What is asked: Locate every line in the records below that holds the word "overline" and return each one.

Source records:
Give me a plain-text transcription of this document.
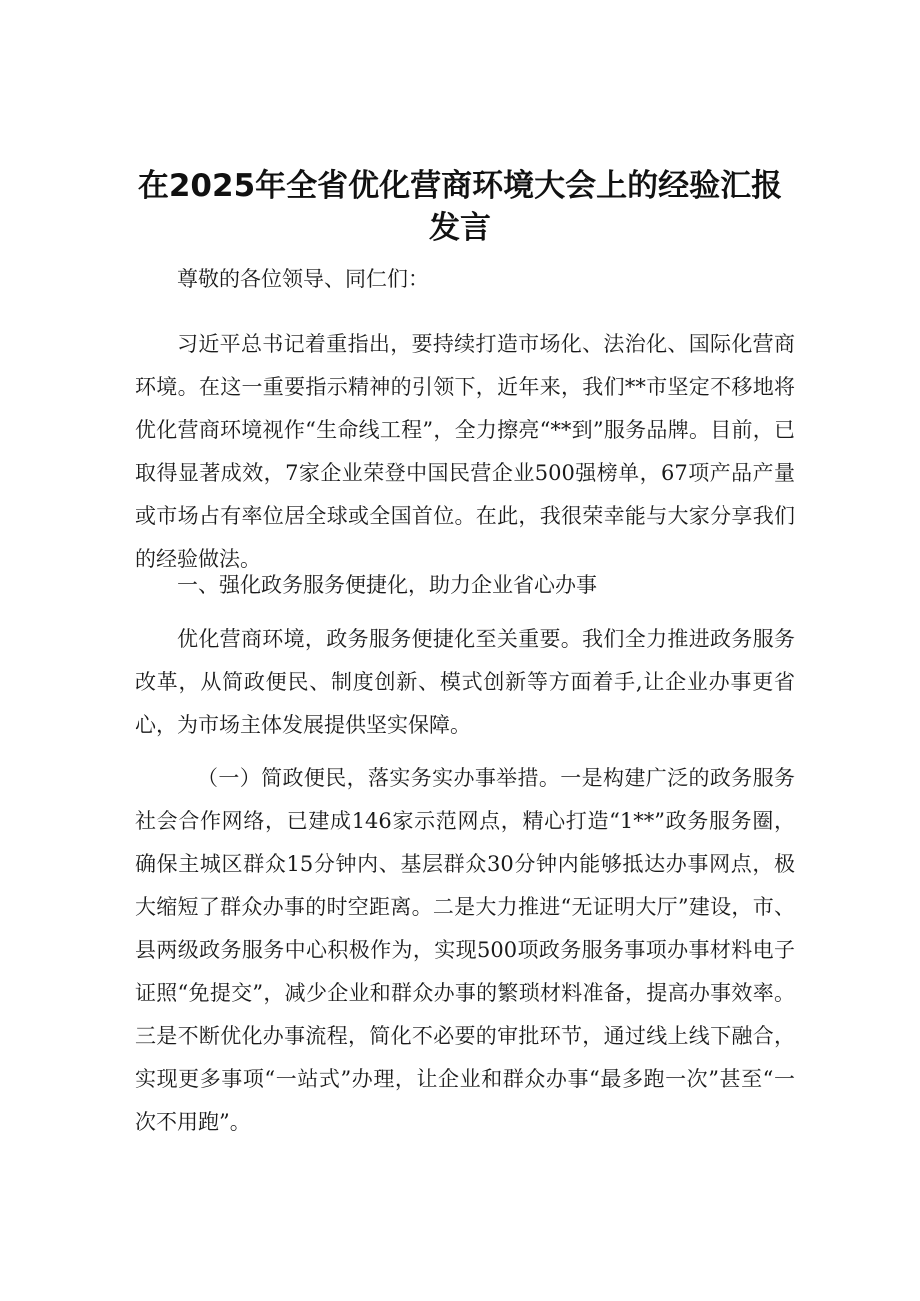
在2025年全省优化营商环境大会上的经验汇报
发言

尊敬的各位领导、同仁们：

习近平总书记着重指出，要持续打造市场化、法治化、国际化营商环境。在这一重要指示精神的引领下，近年来，我们**市坚定不移地将优化营商环境视作“生命线工程”，全力擦亮“**到”服务品牌。目前，已取得显著成效，7家企业荣登中国民营企业500强榜单，67项产品产量或市场占有率位居全球或全国首位。在此，我很荣幸能与大家分享我们的经验做法。

一、强化政务服务便捷化，助力企业省心办事

优化营商环境，政务服务便捷化至关重要。我们全力推进政务服务改革，从简政便民、制度创新、模式创新等方面着手,让企业办事更省心，为市场主体发展提供坚实保障。

（一）简政便民，落实务实办事举措。一是构建广泛的政务服务社会合作网络，已建成146家示范网点，精心打造“1**”政务服务圈，确保主城区群众15分钟内、基层群众30分钟内能够抵达办事网点，极大缩短了群众办事的时空距离。二是大力推进“无证明大厅”建设，市、县两级政务服务中心积极作为，实现500项政务服务事项办事材料电子证照“免提交”，减少企业和群众办事的繁琐材料准备，提高办事效率。三是不断优化办事流程，简化不必要的审批环节，通过线上线下融合，实现更多事项“一站式”办理，让企业和群众办事“最多跑一次”甚至“一次不用跑”。
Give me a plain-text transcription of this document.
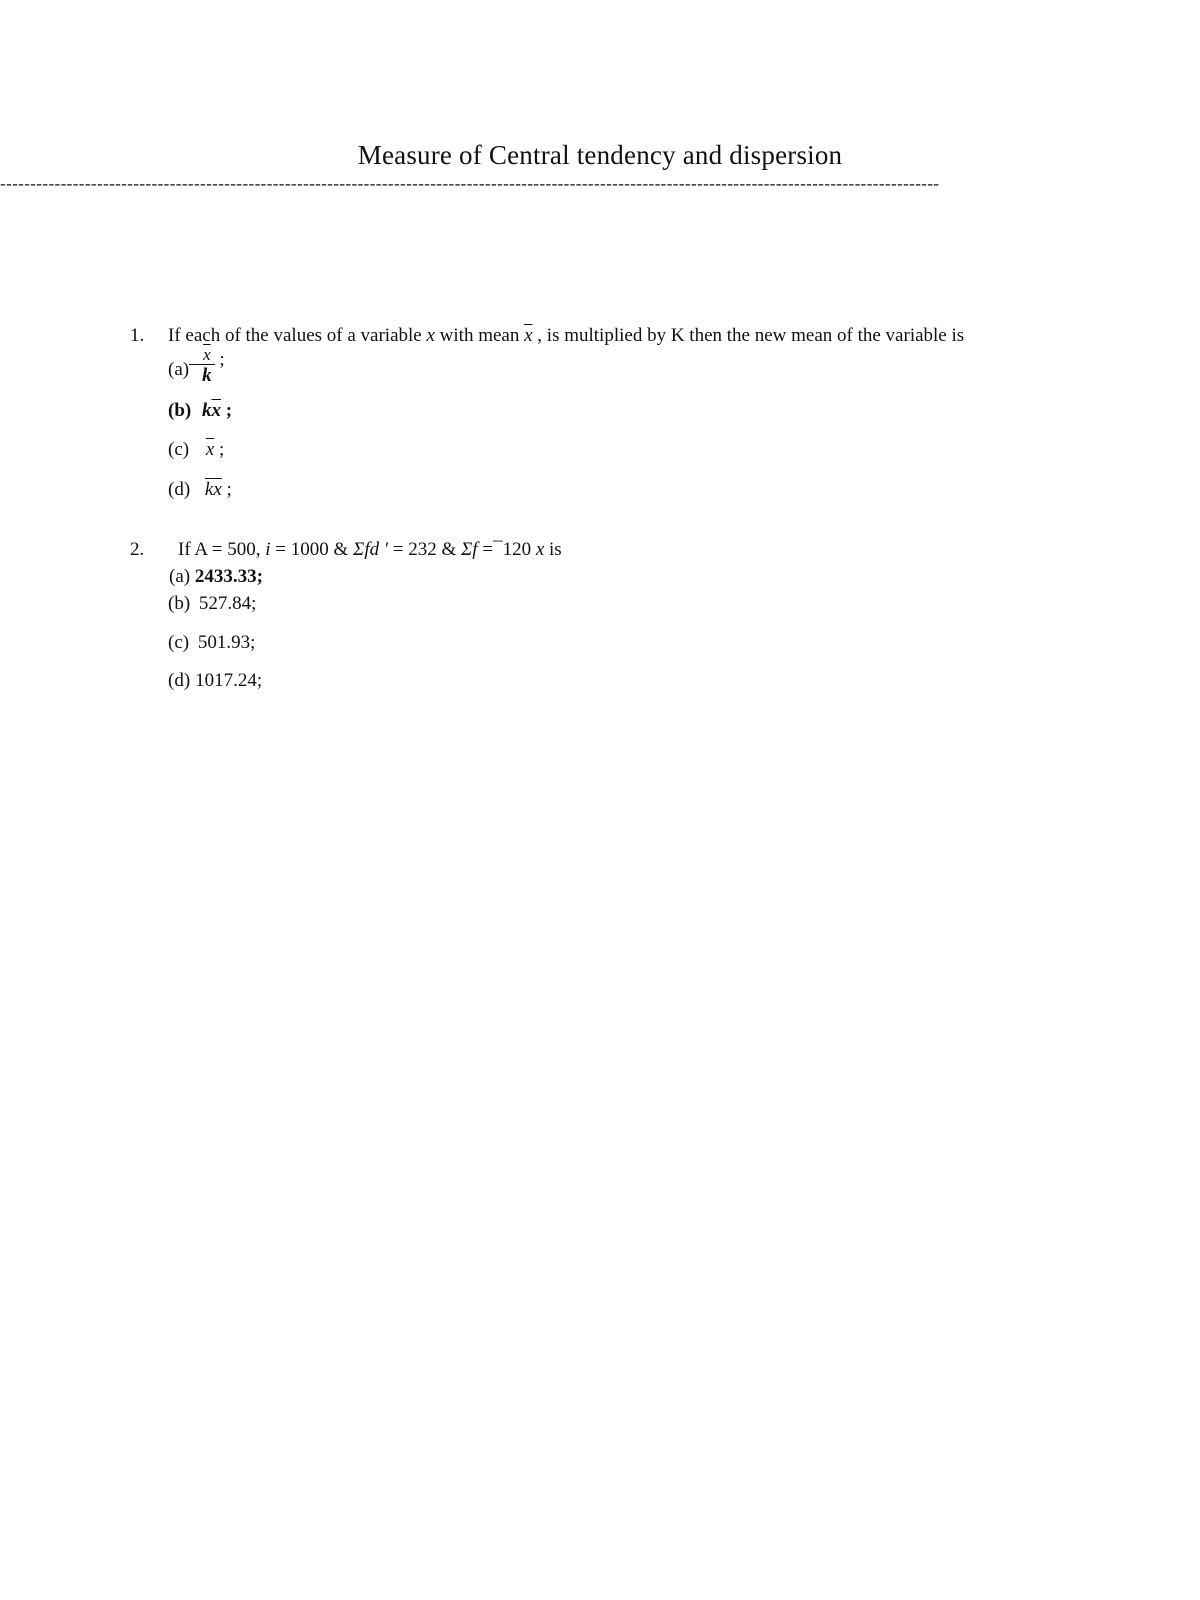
Measure of Central tendency and dispersion
-----------------------------------------------------------------------------------------------------------------------------------------------------------
1. If each of the values of a variable x with mean $\overline{x}$ , is multiplied by K then the new mean of the variable is
$(a) \frac{\overline{x}}{k}$ ;
(b) $k\overline{x}$ ;
(c) $\overline{x}$ ;
(d) $\overline{kx}$ ;
2. If A = 500, i = 1000 & Σfd ′ = 232 & Σf =¯120 x is
(a) 2433.33;
(b) 527.84;
(c) 501.93;
(d) 1017.24;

Task result:
1. If each of the values of a variable x with mean $\overline{x}$ , is multiplied by K then the new mean of the variable is
$(a) \frac{\overline{x}}{k}$ ;
(b) $k\overline{x}$ ;
(c) $\overline{x}$ ;
(d) $\overline{kx}$ ;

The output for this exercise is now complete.